[Start of DATA SHOWN]
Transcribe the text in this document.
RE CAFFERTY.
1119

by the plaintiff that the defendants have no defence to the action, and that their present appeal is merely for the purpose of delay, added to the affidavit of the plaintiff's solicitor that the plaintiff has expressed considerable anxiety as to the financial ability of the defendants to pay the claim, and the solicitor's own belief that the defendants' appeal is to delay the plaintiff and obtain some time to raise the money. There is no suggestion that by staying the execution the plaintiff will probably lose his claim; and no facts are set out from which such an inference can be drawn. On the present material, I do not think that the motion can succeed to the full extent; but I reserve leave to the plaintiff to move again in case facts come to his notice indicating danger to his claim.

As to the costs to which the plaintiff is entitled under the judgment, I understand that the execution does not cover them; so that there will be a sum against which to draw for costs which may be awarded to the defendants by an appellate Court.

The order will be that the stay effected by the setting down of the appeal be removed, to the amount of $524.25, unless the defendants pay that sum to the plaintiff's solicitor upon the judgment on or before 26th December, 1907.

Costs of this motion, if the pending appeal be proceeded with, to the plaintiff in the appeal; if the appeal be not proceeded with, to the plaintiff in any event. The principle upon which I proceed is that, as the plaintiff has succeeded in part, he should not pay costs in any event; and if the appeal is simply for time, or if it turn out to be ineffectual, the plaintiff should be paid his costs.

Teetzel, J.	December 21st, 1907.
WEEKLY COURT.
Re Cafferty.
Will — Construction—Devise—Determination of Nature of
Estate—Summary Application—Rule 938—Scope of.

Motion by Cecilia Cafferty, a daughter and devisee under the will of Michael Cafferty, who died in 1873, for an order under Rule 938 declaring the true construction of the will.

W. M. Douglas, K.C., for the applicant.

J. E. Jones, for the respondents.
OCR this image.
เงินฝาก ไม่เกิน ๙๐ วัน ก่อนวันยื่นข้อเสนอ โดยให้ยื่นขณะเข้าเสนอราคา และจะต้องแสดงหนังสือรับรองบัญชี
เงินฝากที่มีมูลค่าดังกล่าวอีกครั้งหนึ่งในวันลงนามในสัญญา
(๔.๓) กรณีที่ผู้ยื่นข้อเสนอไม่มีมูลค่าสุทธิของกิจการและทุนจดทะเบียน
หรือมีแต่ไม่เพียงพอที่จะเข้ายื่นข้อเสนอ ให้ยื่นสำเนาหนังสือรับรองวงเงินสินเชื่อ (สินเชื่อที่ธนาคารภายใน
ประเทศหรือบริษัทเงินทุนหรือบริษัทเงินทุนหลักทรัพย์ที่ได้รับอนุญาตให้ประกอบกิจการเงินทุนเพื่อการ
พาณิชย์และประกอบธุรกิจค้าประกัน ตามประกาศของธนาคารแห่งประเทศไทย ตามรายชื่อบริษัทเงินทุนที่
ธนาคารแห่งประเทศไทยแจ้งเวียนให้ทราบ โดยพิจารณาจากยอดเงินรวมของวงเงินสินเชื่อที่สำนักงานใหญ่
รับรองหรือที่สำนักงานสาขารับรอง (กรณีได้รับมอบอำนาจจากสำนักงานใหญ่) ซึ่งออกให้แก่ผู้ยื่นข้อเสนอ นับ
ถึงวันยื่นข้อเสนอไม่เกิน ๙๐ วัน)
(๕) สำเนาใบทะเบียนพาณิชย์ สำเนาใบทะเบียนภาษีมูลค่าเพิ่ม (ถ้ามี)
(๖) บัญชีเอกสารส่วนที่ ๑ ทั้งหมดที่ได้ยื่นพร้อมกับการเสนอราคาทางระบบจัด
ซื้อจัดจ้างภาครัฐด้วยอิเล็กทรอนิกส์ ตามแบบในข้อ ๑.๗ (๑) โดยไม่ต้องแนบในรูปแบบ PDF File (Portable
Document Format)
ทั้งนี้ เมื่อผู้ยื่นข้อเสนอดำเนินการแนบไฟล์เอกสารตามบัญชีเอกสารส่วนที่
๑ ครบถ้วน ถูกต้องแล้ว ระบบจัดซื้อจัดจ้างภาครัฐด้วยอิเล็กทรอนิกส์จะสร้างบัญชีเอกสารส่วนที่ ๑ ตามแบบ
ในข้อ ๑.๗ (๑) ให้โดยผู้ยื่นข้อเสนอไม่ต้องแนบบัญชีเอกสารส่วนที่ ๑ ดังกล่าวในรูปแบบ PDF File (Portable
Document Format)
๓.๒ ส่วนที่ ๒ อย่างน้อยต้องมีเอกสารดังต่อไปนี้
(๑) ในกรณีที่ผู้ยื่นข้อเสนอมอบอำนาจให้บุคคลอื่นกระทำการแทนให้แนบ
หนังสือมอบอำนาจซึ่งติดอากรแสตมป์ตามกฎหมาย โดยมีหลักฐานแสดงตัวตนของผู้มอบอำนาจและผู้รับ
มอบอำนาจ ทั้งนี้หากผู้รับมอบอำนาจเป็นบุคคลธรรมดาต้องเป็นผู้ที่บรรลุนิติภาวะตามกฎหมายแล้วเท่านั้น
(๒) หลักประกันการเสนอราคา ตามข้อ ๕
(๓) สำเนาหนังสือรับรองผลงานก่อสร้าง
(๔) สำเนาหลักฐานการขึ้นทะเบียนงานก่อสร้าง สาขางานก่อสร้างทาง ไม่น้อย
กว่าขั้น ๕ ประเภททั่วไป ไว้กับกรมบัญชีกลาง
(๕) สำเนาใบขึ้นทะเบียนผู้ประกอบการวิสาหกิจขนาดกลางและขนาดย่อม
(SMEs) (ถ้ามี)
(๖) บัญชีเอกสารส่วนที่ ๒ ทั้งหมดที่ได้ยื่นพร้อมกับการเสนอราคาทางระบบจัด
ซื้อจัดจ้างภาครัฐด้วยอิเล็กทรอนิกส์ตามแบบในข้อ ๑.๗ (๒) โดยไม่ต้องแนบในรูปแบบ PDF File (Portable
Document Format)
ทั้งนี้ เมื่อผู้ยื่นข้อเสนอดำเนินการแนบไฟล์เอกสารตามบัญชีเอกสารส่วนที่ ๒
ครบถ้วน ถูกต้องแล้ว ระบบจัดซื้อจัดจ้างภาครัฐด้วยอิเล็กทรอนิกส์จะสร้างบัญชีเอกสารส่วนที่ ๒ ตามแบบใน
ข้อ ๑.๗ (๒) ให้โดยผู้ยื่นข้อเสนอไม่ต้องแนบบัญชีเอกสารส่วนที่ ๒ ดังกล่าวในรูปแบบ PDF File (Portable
[End of DATA SHOWN]
[WHAT YOU NEED TO DO] Restate each record exactly as written.

[SOLUTION TO THE EXERCISE]
Transcribe the text in this document.
RE CAFFERTY.
1119

by the plaintiff that the defendants have no defence to the action, and that their present appeal is merely for the purpose of delay, added to the affidavit of the plaintiff's solicitor that the plaintiff has expressed considerable anxiety as to the financial ability of the defendants to pay the claim, and the solicitor's own belief that the defendants' appeal is to delay the plaintiff and obtain some time to raise the money. There is no suggestion that by staying the execution the plaintiff will probably lose his claim; and no facts are set out from which such an inference can be drawn. On the present material, I do not think that the motion can succeed to the full extent; but I reserve leave to the plaintiff to move again in case facts come to his notice indicating danger to his claim.

As to the costs to which the plaintiff is entitled under the judgment, I understand that the execution does not cover them; so that there will be a sum against which to draw for costs which may be awarded to the defendants by an appellate Court.

The order will be that the stay effected by the setting down of the appeal be removed, to the amount of $524.25, unless the defendants pay that sum to the plaintiff's solicitor upon the judgment on or before 26th December, 1907.

Costs of this motion, if the pending appeal be proceeded with, to the plaintiff in the appeal; if the appeal be not proceeded with, to the plaintiff in any event. The principle upon which I proceed is that, as the plaintiff has succeeded in part, he should not pay costs in any event; and if the appeal is simply for time, or if it turn out to be ineffectual, the plaintiff should be paid his costs.

Teetzel, J.	December 21st, 1907.
WEEKLY COURT.
Re Cafferty.
Will — Construction—Devise—Determination of Nature of
Estate—Summary Application—Rule 938—Scope of.

Motion by Cecilia Cafferty, a daughter and devisee under the will of Michael Cafferty, who died in 1873, for an order under Rule 938 declaring the true construction of the will.

W. M. Douglas, K.C., for the applicant.

J. E. Jones, for the respondents.
OCR this image.
เงินฝาก ไม่เกิน ๙๐ วัน ก่อนวันยื่นข้อเสนอ โดยให้ยื่นขณะเข้าเสนอราคา และจะต้องแสดงหนังสือรับรองบัญชี
เงินฝากที่มีมูลค่าดังกล่าวอีกครั้งหนึ่งในวันลงนามในสัญญา
(๔.๓) กรณีที่ผู้ยื่นข้อเสนอไม่มีมูลค่าสุทธิของกิจการและทุนจดทะเบียน
หรือมีแต่ไม่เพียงพอที่จะเข้ายื่นข้อเสนอ ให้ยื่นสำเนาหนังสือรับรองวงเงินสินเชื่อ (สินเชื่อที่ธนาคารภายใน
ประเทศหรือบริษัทเงินทุนหรือบริษัทเงินทุนหลักทรัพย์ที่ได้รับอนุญาตให้ประกอบกิจการเงินทุนเพื่อการ
พาณิชย์และประกอบธุรกิจค้าประกัน ตามประกาศของธนาคารแห่งประเทศไทย ตามรายชื่อบริษัทเงินทุนที่
ธนาคารแห่งประเทศไทยแจ้งเวียนให้ทราบ โดยพิจารณาจากยอดเงินรวมของวงเงินสินเชื่อที่สำนักงานใหญ่
รับรองหรือที่สำนักงานสาขารับรอง (กรณีได้รับมอบอำนาจจากสำนักงานใหญ่) ซึ่งออกให้แก่ผู้ยื่นข้อเสนอ นับ
ถึงวันยื่นข้อเสนอไม่เกิน ๙๐ วัน)
(๕) สำเนาใบทะเบียนพาณิชย์ สำเนาใบทะเบียนภาษีมูลค่าเพิ่ม (ถ้ามี)
(๖) บัญชีเอกสารส่วนที่ ๑ ทั้งหมดที่ได้ยื่นพร้อมกับการเสนอราคาทางระบบจัด
ซื้อจัดจ้างภาครัฐด้วยอิเล็กทรอนิกส์ ตามแบบในข้อ ๑.๗ (๑) โดยไม่ต้องแนบในรูปแบบ PDF File (Portable
Document Format)
ทั้งนี้ เมื่อผู้ยื่นข้อเสนอดำเนินการแนบไฟล์เอกสารตามบัญชีเอกสารส่วนที่
๑ ครบถ้วน ถูกต้องแล้ว ระบบจัดซื้อจัดจ้างภาครัฐด้วยอิเล็กทรอนิกส์จะสร้างบัญชีเอกสารส่วนที่ ๑ ตามแบบ
ในข้อ ๑.๗ (๑) ให้โดยผู้ยื่นข้อเสนอไม่ต้องแนบบัญชีเอกสารส่วนที่ ๑ ดังกล่าวในรูปแบบ PDF File (Portable
Document Format)
๓.๒ ส่วนที่ ๒ อย่างน้อยต้องมีเอกสารดังต่อไปนี้
(๑) ในกรณีที่ผู้ยื่นข้อเสนอมอบอำนาจให้บุคคลอื่นกระทำการแทนให้แนบ
หนังสือมอบอำนาจซึ่งติดอากรแสตมป์ตามกฎหมาย โดยมีหลักฐานแสดงตัวตนของผู้มอบอำนาจและผู้รับ
มอบอำนาจ ทั้งนี้หากผู้รับมอบอำนาจเป็นบุคคลธรรมดาต้องเป็นผู้ที่บรรลุนิติภาวะตามกฎหมายแล้วเท่านั้น
(๒) หลักประกันการเสนอราคา ตามข้อ ๕
(๓) สำเนาหนังสือรับรองผลงานก่อสร้าง
(๔) สำเนาหลักฐานการขึ้นทะเบียนงานก่อสร้าง สาขางานก่อสร้างทาง ไม่น้อย
กว่าขั้น ๕ ประเภททั่วไป ไว้กับกรมบัญชีกลาง
(๕) สำเนาใบขึ้นทะเบียนผู้ประกอบการวิสาหกิจขนาดกลางและขนาดย่อม
(SMEs) (ถ้ามี)
(๖) บัญชีเอกสารส่วนที่ ๒ ทั้งหมดที่ได้ยื่นพร้อมกับการเสนอราคาทางระบบจัด
ซื้อจัดจ้างภาครัฐด้วยอิเล็กทรอนิกส์ตามแบบในข้อ ๑.๗ (๒) โดยไม่ต้องแนบในรูปแบบ PDF File (Portable
Document Format)
ทั้งนี้ เมื่อผู้ยื่นข้อเสนอดำเนินการแนบไฟล์เอกสารตามบัญชีเอกสารส่วนที่ ๒
ครบถ้วน ถูกต้องแล้ว ระบบจัดซื้อจัดจ้างภาครัฐด้วยอิเล็กทรอนิกส์จะสร้างบัญชีเอกสารส่วนที่ ๒ ตามแบบใน
ข้อ ๑.๗ (๒) ให้โดยผู้ยื่นข้อเสนอไม่ต้องแนบบัญชีเอกสารส่วนที่ ๒ ดังกล่าวในรูปแบบ PDF File (Portable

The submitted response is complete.